Stored entries
####
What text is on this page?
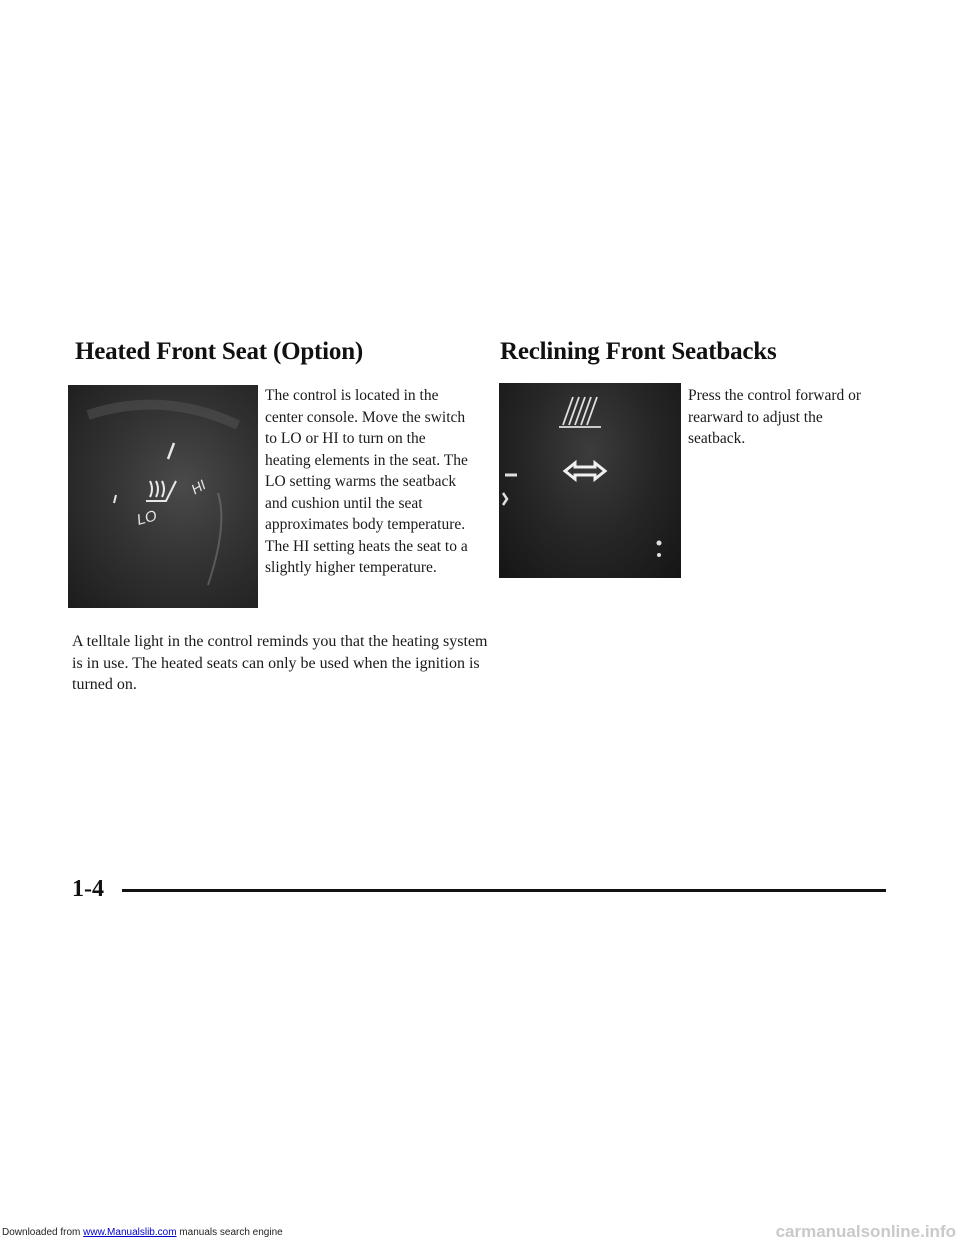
Heated Front Seat (Option)	Reclining Front Seatbacks
HI
LO

The control is located in the center console. Move the switch to LO or HI to turn on the heating elements in the seat. The LO setting warms the seatback and cushion until the seat approximates body temperature. The HI setting heats the seat to a slightly higher temperature.

Press the control forward or rearward to adjust the seatback.

A telltale light in the control reminds you that the heating system is in use. The heated seats can only be used when the ignition is turned on.

1-4
Downloaded from www.Manualslib.com manuals search engine	carmanualsonline.info
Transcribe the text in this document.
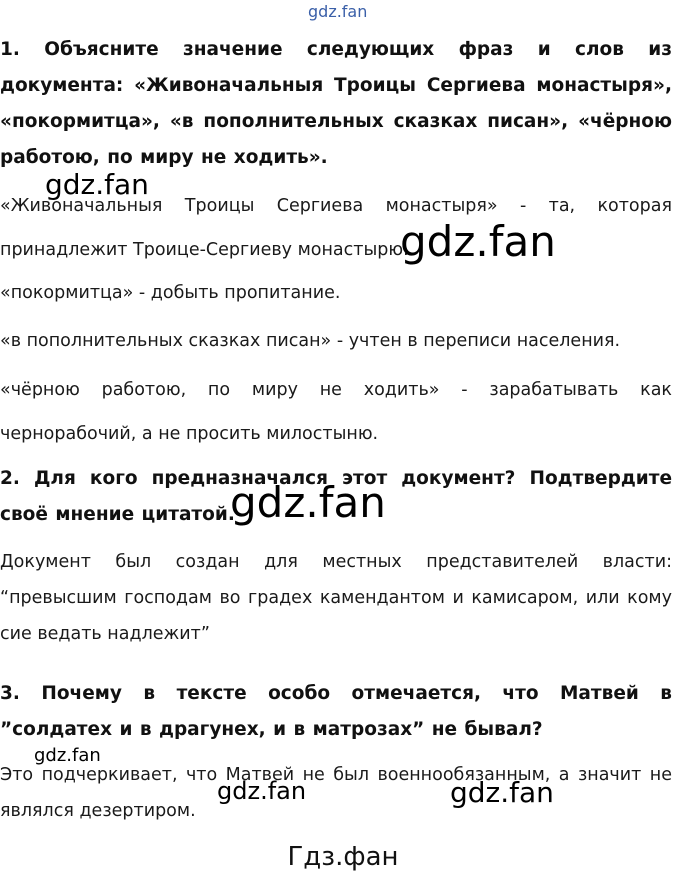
gdz.fan
1. Объясните значение следующих фраз и слов из документа: «Живоначальныя Троицы Сергиева монастыря», «покормитца», «в пополнительных сказках писан», «чёрною работою, по миру не ходить».
«Живоначальныя Троицы Сергиева монастыря» - та, которая принадлежит Троице-Сергиеву монастырю.
«покормитца» - добыть пропитание.
«в пополнительных сказках писан» - учтен в переписи населения.
«чёрною работою, по миру не ходить» - зарабатывать как чернорабочий, а не просить милостыню.
2. Для кого предназначался этот документ? Подтвердите своё мнение цитатой.
Документ был создан для местных представителей власти: “превысшим господам во градех камендантом и камисаром, или кому сие ведать надлежит”
3. Почему в тексте особо отмечается, что Матвей в ”солдатех и в драгунех, и в матрозах” не бывал?
Это подчеркивает, что Матвей не был военнообязанным, а значит не являлся дезертиром.
gdz.fan
gdz.fan
gdz.fan
gdz.fan
gdz.fan	gdz.fan
Гдз.фан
####
=== WHAT THE TASK ASKS ===
Reply with nothing but the number of lines in the data above that contain "сказках".

=== RESULT ===
2